▸ **RECORDS FOR THIS TASK**
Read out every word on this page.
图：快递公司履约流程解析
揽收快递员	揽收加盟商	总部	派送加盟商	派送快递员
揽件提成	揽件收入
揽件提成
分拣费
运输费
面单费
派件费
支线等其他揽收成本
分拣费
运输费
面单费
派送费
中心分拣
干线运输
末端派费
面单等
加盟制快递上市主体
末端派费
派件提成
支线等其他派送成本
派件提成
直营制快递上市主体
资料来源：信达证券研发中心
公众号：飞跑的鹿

▸ **STATED GOAL**
Write every line of the material above again, exactly.

▸ **RESPONSE TO THE EXERCISE**
Read out every word on this page.
图：快递公司履约流程解析
揽收快递员	揽收加盟商	总部	派送加盟商	派送快递员
揽件提成	揽件收入
揽件提成
分拣费
运输费
面单费
派件费
支线等其他揽收成本
分拣费
运输费
面单费
派送费
中心分拣
干线运输
末端派费
面单等
加盟制快递上市主体
末端派费
派件提成
支线等其他派送成本
派件提成
直营制快递上市主体
资料来源：信达证券研发中心
公众号：飞跑的鹿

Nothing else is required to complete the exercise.